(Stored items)
start
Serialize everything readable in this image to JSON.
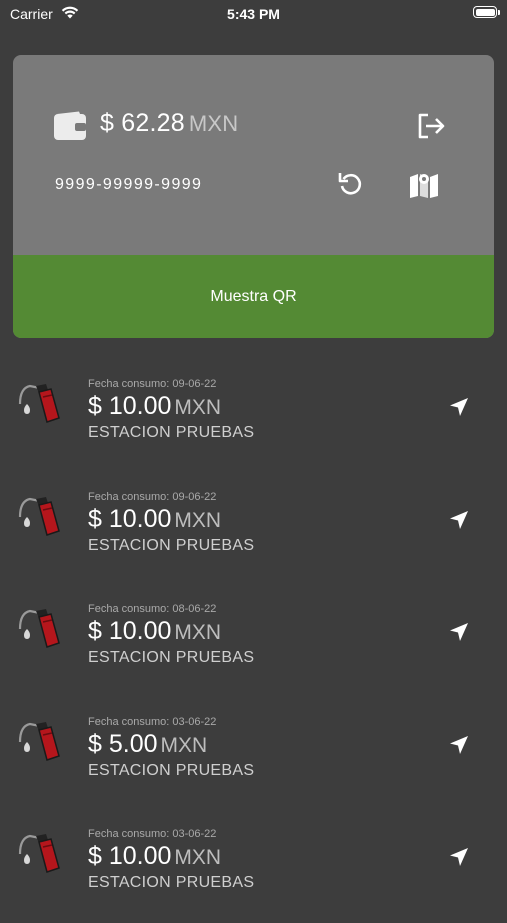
{
  "status_bar": {
    "carrier": "Carrier",
    "time": "5:43 PM"
  },
  "card": {
    "balance_amount": "$ 62.28",
    "balance_currency": "MXN",
    "card_number": "9999-99999-9999",
    "qr_button_label": "Muestra QR",
    "icons": [
      "wallet-icon",
      "logout-icon",
      "refresh-icon",
      "map-icon"
    ]
  },
  "colors": {
    "background": "#3d3d3d",
    "card": "#7a7a7a",
    "qr_button": "#548a34",
    "pump_red": "#b5161c"
  },
  "transactions": [
    {
      "date": "Fecha consumo: 09-06-22",
      "amount": "$ 10.00",
      "currency": "MXN",
      "station": "ESTACION PRUEBAS"
    },
    {
      "date": "Fecha consumo: 09-06-22",
      "amount": "$ 10.00",
      "currency": "MXN",
      "station": "ESTACION PRUEBAS"
    },
    {
      "date": "Fecha consumo: 08-06-22",
      "amount": "$ 10.00",
      "currency": "MXN",
      "station": "ESTACION PRUEBAS"
    },
    {
      "date": "Fecha consumo: 03-06-22",
      "amount": "$ 5.00",
      "currency": "MXN",
      "station": "ESTACION PRUEBAS"
    },
    {
      "date": "Fecha consumo: 03-06-22",
      "amount": "$ 10.00",
      "currency": "MXN",
      "station": "ESTACION PRUEBAS"
    }
  ]
}
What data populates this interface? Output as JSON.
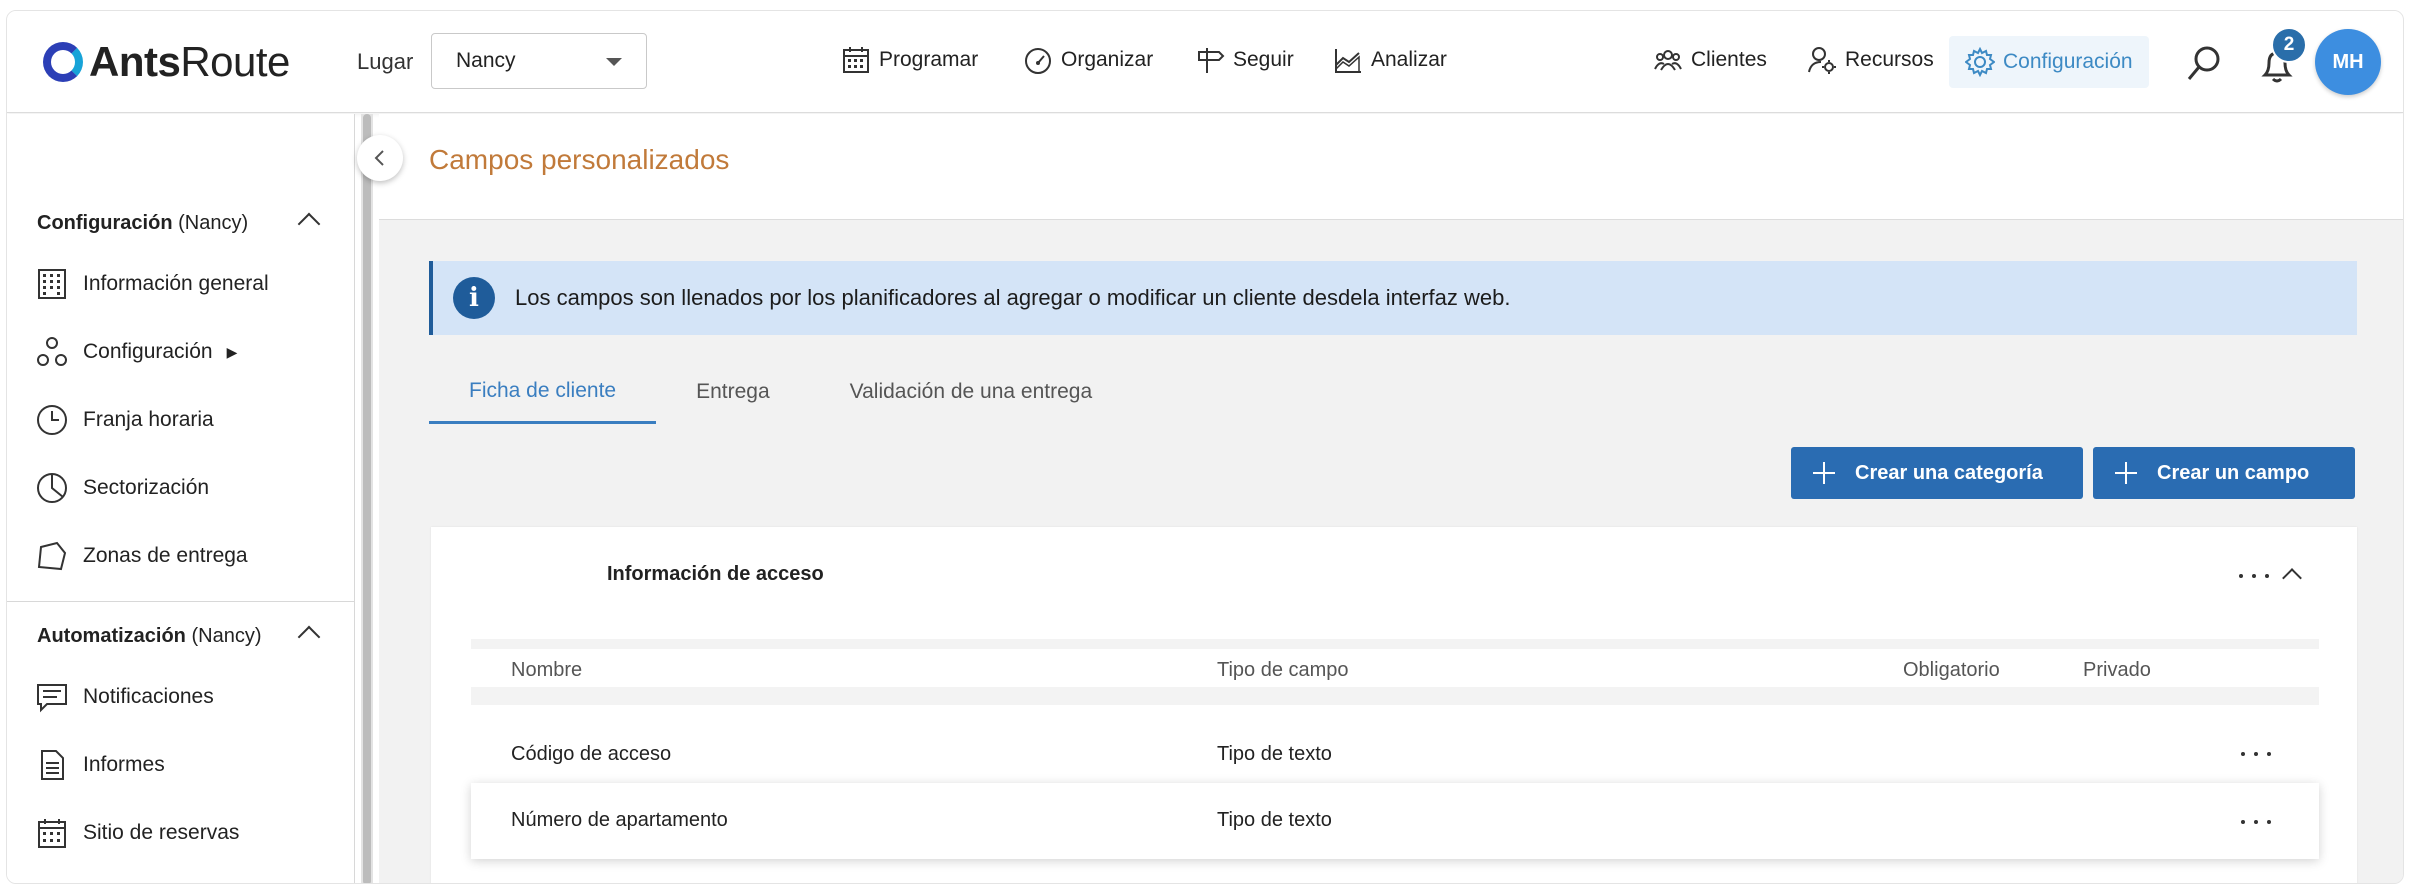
{
  "header": {
    "logo_bold": "Ants",
    "logo_regular": "Route",
    "lugar_label": "Lugar",
    "lugar_value": "Nancy",
    "nav": [
      {
        "label": "Programar",
        "icon": "calendar-icon"
      },
      {
        "label": "Organizar",
        "icon": "gauge-icon"
      },
      {
        "label": "Seguir",
        "icon": "signpost-icon"
      },
      {
        "label": "Analizar",
        "icon": "chart-icon"
      }
    ],
    "right_nav": [
      {
        "label": "Clientes",
        "icon": "users-icon"
      },
      {
        "label": "Recursos",
        "icon": "user-gear-icon"
      },
      {
        "label": "Configuración",
        "icon": "gear-icon",
        "active": true
      }
    ],
    "notifications_count": "2",
    "avatar_initials": "MH"
  },
  "sidebar": {
    "section1": {
      "title": "Configuración",
      "suffix": "(Nancy)"
    },
    "items1": [
      {
        "label": "Información general",
        "icon": "building-icon"
      },
      {
        "label": "Configuración",
        "icon": "cog-cluster-icon",
        "arrow": "▶"
      },
      {
        "label": "Franja horaria",
        "icon": "clock-icon"
      },
      {
        "label": "Sectorización",
        "icon": "pie-icon"
      },
      {
        "label": "Zonas de entrega",
        "icon": "polygon-icon"
      }
    ],
    "section2": {
      "title": "Automatización",
      "suffix": "(Nancy)"
    },
    "items2": [
      {
        "label": "Notificaciones",
        "icon": "message-icon"
      },
      {
        "label": "Informes",
        "icon": "document-icon"
      },
      {
        "label": "Sitio de reservas",
        "icon": "calendar-grid-icon"
      }
    ]
  },
  "main": {
    "title": "Campos personalizados",
    "info_icon": "i",
    "info_text": "Los campos son llenados por los planificadores al agregar o modificar un cliente desdela interfaz web.",
    "tabs": [
      "Ficha de cliente",
      "Entrega",
      "Validación de una entrega"
    ],
    "active_tab": 0,
    "btn_category": "Crear una categoría",
    "btn_field": "Crear un campo",
    "card_title": "Información de acceso",
    "columns": [
      "Nombre",
      "Tipo de campo",
      "Obligatorio",
      "Privado"
    ],
    "rows": [
      {
        "name": "Código de acceso",
        "type": "Tipo de texto"
      },
      {
        "name": "Número de apartamento",
        "type": "Tipo de texto"
      }
    ]
  },
  "colors": {
    "accent": "#3a7ec0",
    "button": "#2a6cb2",
    "title": "#c17a3a",
    "info_bg": "#d4e4f7"
  }
}
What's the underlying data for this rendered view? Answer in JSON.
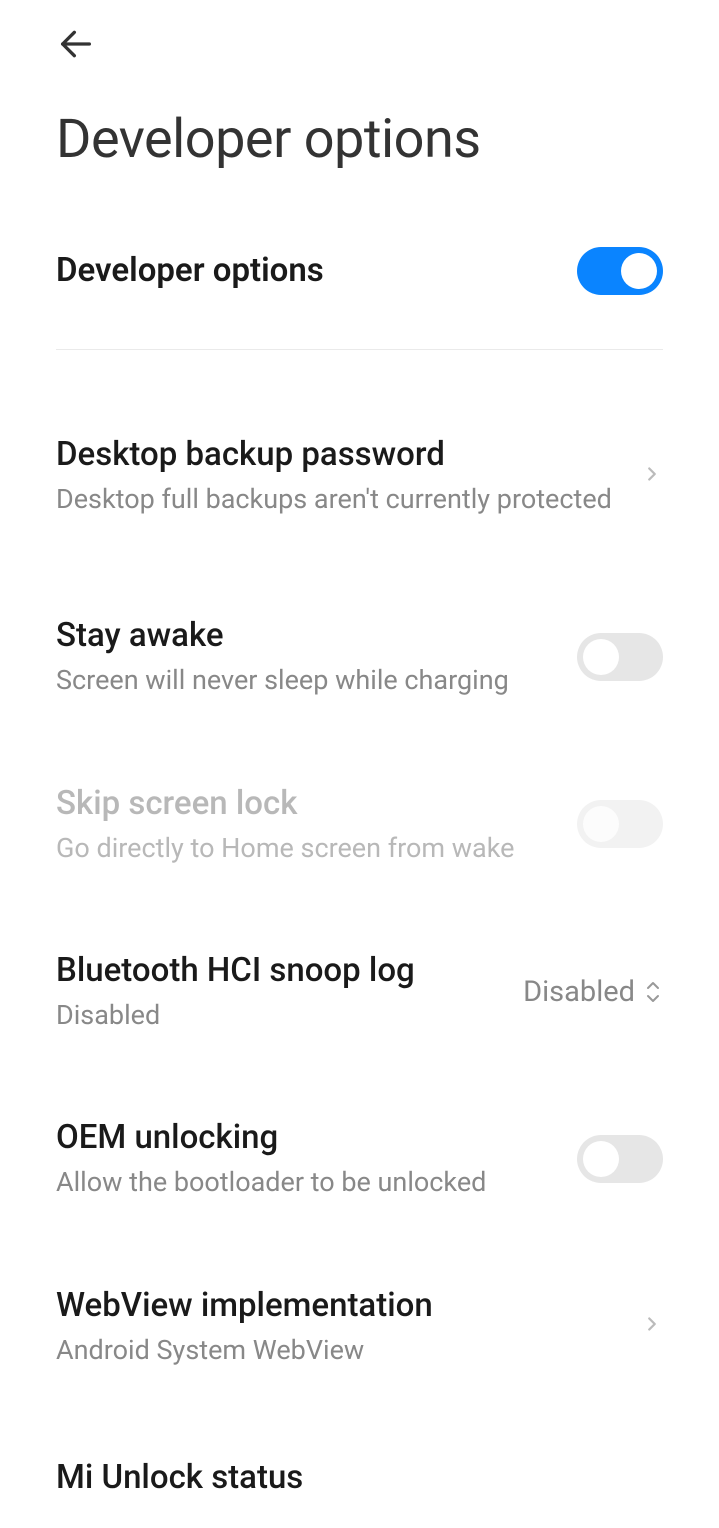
{
  "header": {
    "title": "Developer options"
  },
  "master": {
    "title": "Developer options",
    "enabled": true
  },
  "items": [
    {
      "key": "desktop-backup",
      "title": "Desktop backup password",
      "subtitle": "Desktop full backups aren't currently protected",
      "type": "nav"
    },
    {
      "key": "stay-awake",
      "title": "Stay awake",
      "subtitle": "Screen will never sleep while charging",
      "type": "toggle",
      "value": false
    },
    {
      "key": "skip-screen-lock",
      "title": "Skip screen lock",
      "subtitle": "Go directly to Home screen from wake",
      "type": "toggle",
      "value": false,
      "disabled": true
    },
    {
      "key": "bt-hci-snoop",
      "title": "Bluetooth HCI snoop log",
      "subtitle": "Disabled",
      "type": "select",
      "value": "Disabled"
    },
    {
      "key": "oem-unlocking",
      "title": "OEM unlocking",
      "subtitle": "Allow the bootloader to be unlocked",
      "type": "toggle",
      "value": false
    },
    {
      "key": "webview-impl",
      "title": "WebView implementation",
      "subtitle": "Android System WebView",
      "type": "nav"
    },
    {
      "key": "mi-unlock",
      "title": "Mi Unlock status",
      "subtitle": "",
      "type": "nav"
    }
  ]
}
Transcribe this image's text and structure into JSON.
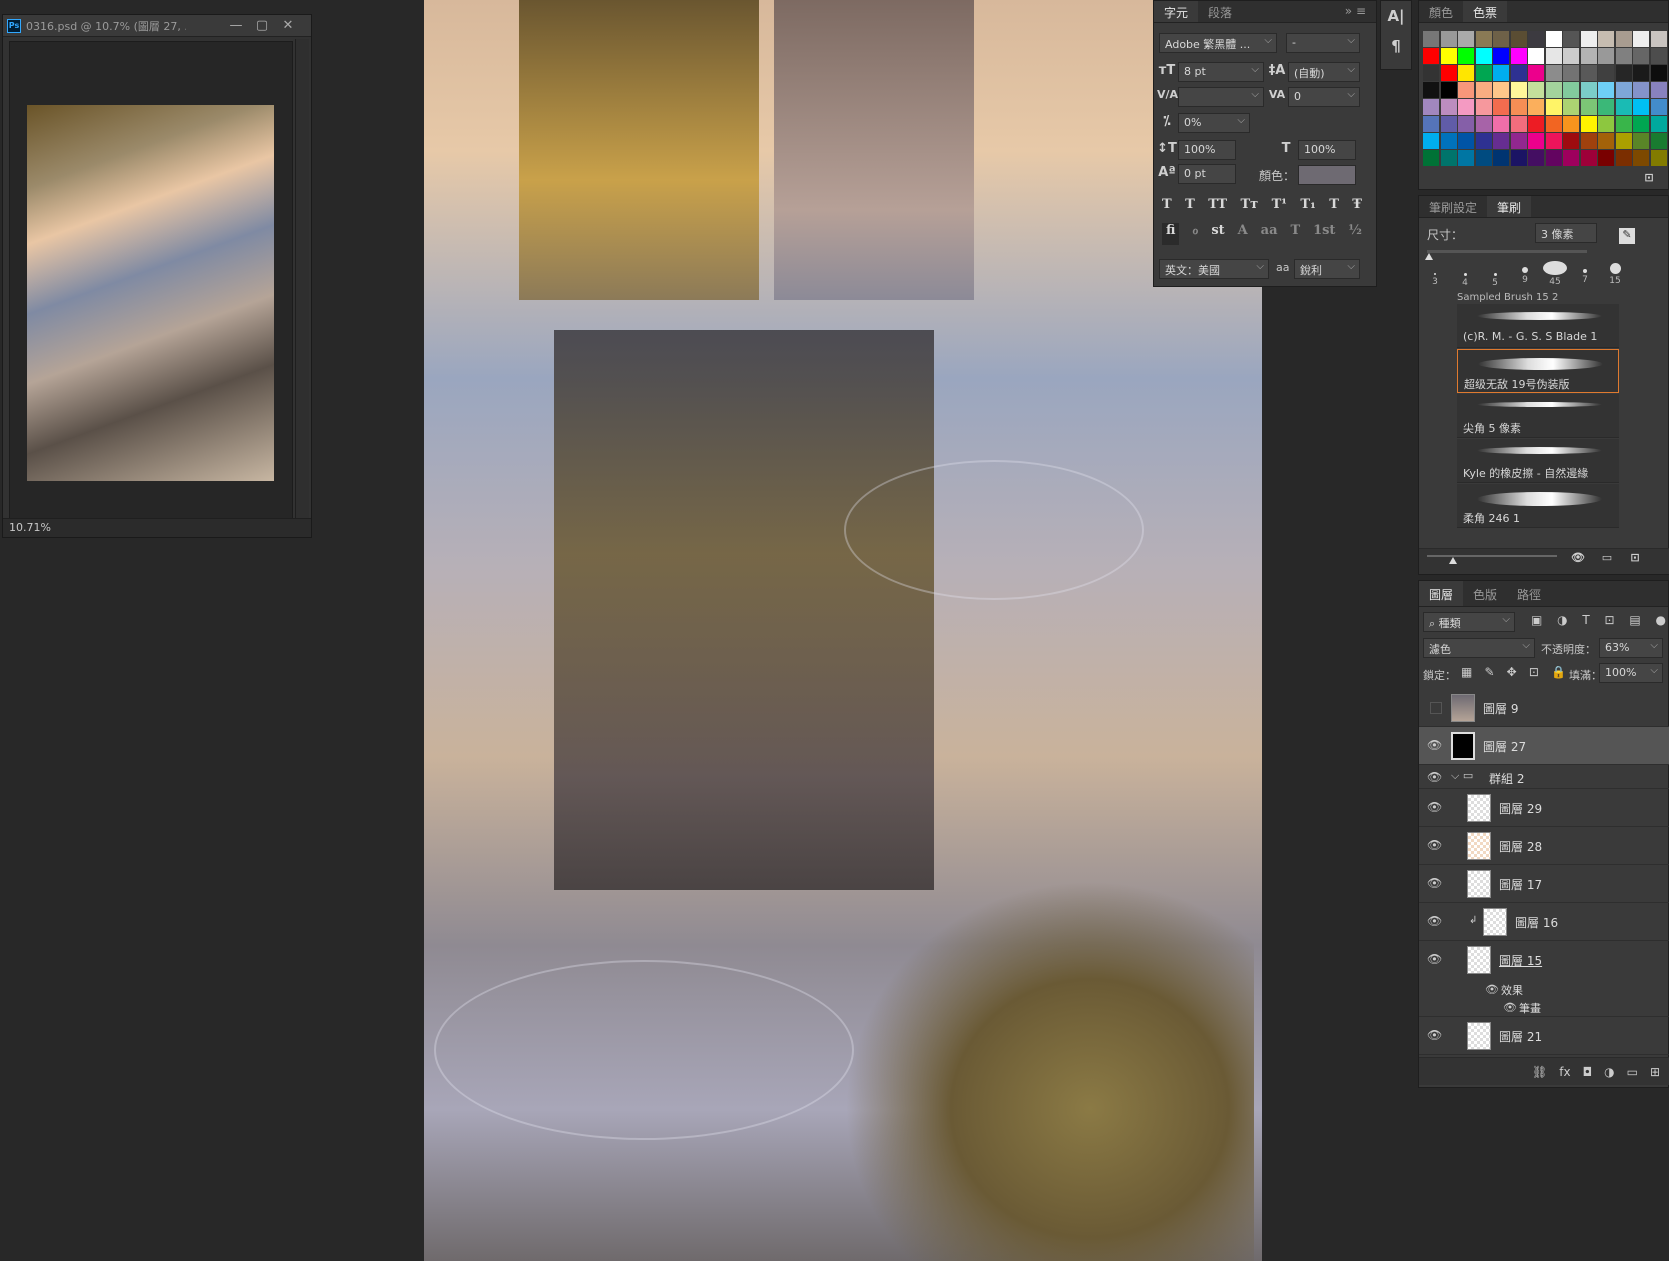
{
  "navigator": {
    "title": "0316.psd @ 10.7% (圖層 27, ...",
    "zoom": "10.71%",
    "controls": {
      "minimize": "—",
      "restore": "▢",
      "close": "✕"
    }
  },
  "character_panel": {
    "tabs": [
      "字元",
      "段落"
    ],
    "menu_icons": "»  ≡",
    "font_family": "Adobe 繁黑體 ...",
    "font_style": "-",
    "font_size": "8 pt",
    "leading": "(自動)",
    "kerning": "",
    "tracking": "0",
    "tsume": "0%",
    "vertical_scale": "100%",
    "horizontal_scale": "100%",
    "baseline_shift": "0 pt",
    "color_label": "顏色：",
    "color_value": "#6e6a72",
    "type_buttons": [
      "T",
      "T",
      "TT",
      "Tт",
      "T¹",
      "T₁",
      "T",
      "Ŧ"
    ],
    "opentype_buttons": [
      "fi",
      "ℴ",
      "st",
      "A",
      "aa",
      "T",
      "1st",
      "½"
    ],
    "language": "英文：美國",
    "antialias_label": "aa",
    "antialias": "銳利"
  },
  "mini_toolbar": {
    "icons": [
      "A|",
      "¶"
    ]
  },
  "swatches_panel": {
    "tabs": [
      "顏色",
      "色票"
    ]
  },
  "brush_panel": {
    "tabs": [
      "筆刷設定",
      "筆刷"
    ],
    "size_label": "尺寸：",
    "size_value": "3 像素",
    "tip_sizes": [
      "3",
      "4",
      "5",
      "9",
      "45",
      "7",
      "15"
    ],
    "clipped_top": "Sampled Brush 15 2",
    "brushes": [
      {
        "name": "(c)R. M. - G. S. S Blade 1"
      },
      {
        "name": "超级无敌 19号伪装版"
      },
      {
        "name": "尖角 5 像素"
      },
      {
        "name": "Kyle 的橡皮擦 - 自然邊緣"
      },
      {
        "name": "柔角 246 1"
      }
    ]
  },
  "layers_panel": {
    "tabs": [
      "圖層",
      "色版",
      "路徑"
    ],
    "filter": "種類",
    "blend_mode": "濾色",
    "opacity_label": "不透明度：",
    "opacity": "63%",
    "lock_label": "鎖定：",
    "fill_label": "填滿：",
    "fill": "100%",
    "layers": [
      {
        "name": "圖層 9",
        "visible": false
      },
      {
        "name": "圖層 27",
        "visible": true,
        "selected": true
      },
      {
        "name": "群組 2",
        "visible": true,
        "group": true
      },
      {
        "name": "圖層 29",
        "visible": true
      },
      {
        "name": "圖層 28",
        "visible": true
      },
      {
        "name": "圖層 17",
        "visible": true
      },
      {
        "name": "圖層 16",
        "visible": true,
        "clipped": true
      },
      {
        "name": "圖層 15",
        "visible": true
      },
      {
        "name": "效果",
        "visible": true,
        "effect": true
      },
      {
        "name": "筆畫",
        "visible": true,
        "effect": true
      },
      {
        "name": "圖層 21",
        "visible": true
      }
    ],
    "footer_icons": [
      "⛓",
      "fx",
      "◘",
      "◑",
      "▭",
      "⊞"
    ]
  }
}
end
**REQUIRED TASK**:
Copy each line of the records above that carries the word "false".

**THE COMPLETED TASK**:
      "value": false
      "value": false,
      "value": false
        "visible": false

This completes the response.